* _Soal Tertulis_
Susun materi sebagai tabel Markdown berkolom "No." dan "Baris", mulai dari baris pertama materi dan berlanjut hingga baris yang memuat "- series-label-background: [69, 106, 81, 118]", termasuk baris tersebut. Beri nomor urut pada setiap baris dan abaikan baris kosong.
··· Materi Masukan
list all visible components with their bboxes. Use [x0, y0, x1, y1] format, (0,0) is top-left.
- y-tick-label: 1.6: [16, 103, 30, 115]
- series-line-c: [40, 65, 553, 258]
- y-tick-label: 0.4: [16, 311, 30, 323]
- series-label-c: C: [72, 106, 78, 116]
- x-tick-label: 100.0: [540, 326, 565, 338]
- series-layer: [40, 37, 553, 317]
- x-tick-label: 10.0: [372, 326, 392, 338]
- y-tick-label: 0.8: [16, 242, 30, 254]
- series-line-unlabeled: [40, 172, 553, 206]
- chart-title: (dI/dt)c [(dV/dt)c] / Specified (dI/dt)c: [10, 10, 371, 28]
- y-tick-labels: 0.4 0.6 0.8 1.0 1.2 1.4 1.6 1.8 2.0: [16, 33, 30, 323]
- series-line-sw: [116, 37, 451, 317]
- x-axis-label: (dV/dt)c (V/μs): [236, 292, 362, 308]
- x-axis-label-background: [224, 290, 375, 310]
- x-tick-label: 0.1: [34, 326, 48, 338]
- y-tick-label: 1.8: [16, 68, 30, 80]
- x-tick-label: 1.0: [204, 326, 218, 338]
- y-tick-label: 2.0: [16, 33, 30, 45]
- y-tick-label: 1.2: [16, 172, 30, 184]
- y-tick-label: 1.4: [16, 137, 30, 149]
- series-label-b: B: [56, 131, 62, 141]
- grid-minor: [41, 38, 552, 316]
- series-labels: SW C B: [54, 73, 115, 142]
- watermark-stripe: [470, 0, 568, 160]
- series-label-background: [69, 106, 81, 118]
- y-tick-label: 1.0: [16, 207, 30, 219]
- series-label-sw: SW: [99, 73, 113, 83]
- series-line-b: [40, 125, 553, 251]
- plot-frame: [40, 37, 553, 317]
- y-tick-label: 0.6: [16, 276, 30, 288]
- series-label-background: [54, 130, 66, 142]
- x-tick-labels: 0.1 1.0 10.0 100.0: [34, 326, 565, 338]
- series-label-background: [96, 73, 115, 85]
······
* _Tugas Selesai_
| No. | Baris |
|---|---|
| 1 | list all visible components with their bboxes. Use [x0, y0, x1, y1] format, (0,0) is top-left. |
| 2 | - y-tick-label: 1.6: [16, 103, 30, 115] |
| 3 | - series-line-c: [40, 65, 553, 258] |
| 4 | - y-tick-label: 0.4: [16, 311, 30, 323] |
| 5 | - series-label-c: C: [72, 106, 78, 116] |
| 6 | - x-tick-label: 100.0: [540, 326, 565, 338] |
| 7 | - series-layer: [40, 37, 553, 317] |
| 8 | - x-tick-label: 10.0: [372, 326, 392, 338] |
| 9 | - y-tick-label: 0.8: [16, 242, 30, 254] |
| 10 | - series-line-unlabeled: [40, 172, 553, 206] |
| 11 | - chart-title: (dI/dt)c [(dV/dt)c] / Specified (dI/dt)c: [10, 10, 371, 28] |
| 12 | - y-tick-labels: 0.4 0.6 0.8 1.0 1.2 1.4 1.6 1.8 2.0: [16, 33, 30, 323] |
| 13 | - series-line-sw: [116, 37, 451, 317] |
| 14 | - x-axis-label: (dV/dt)c (V/μs): [236, 292, 362, 308] |
| 15 | - x-axis-label-background: [224, 290, 375, 310] |
| 16 | - x-tick-label: 0.1: [34, 326, 48, 338] |
| 17 | - y-tick-label: 1.8: [16, 68, 30, 80] |
| 18 | - x-tick-label: 1.0: [204, 326, 218, 338] |
| 19 | - y-tick-label: 2.0: [16, 33, 30, 45] |
| 20 | - y-tick-label: 1.2: [16, 172, 30, 184] |
| 21 | - y-tick-label: 1.4: [16, 137, 30, 149] |
| 22 | - series-label-b: B: [56, 131, 62, 141] |
| 23 | - grid-minor: [41, 38, 552, 316] |
| 24 | - series-labels: SW C B: [54, 73, 115, 142] |
| 25 | - watermark-stripe: [470, 0, 568, 160] |
| 26 | - series-label-background: [69, 106, 81, 118] |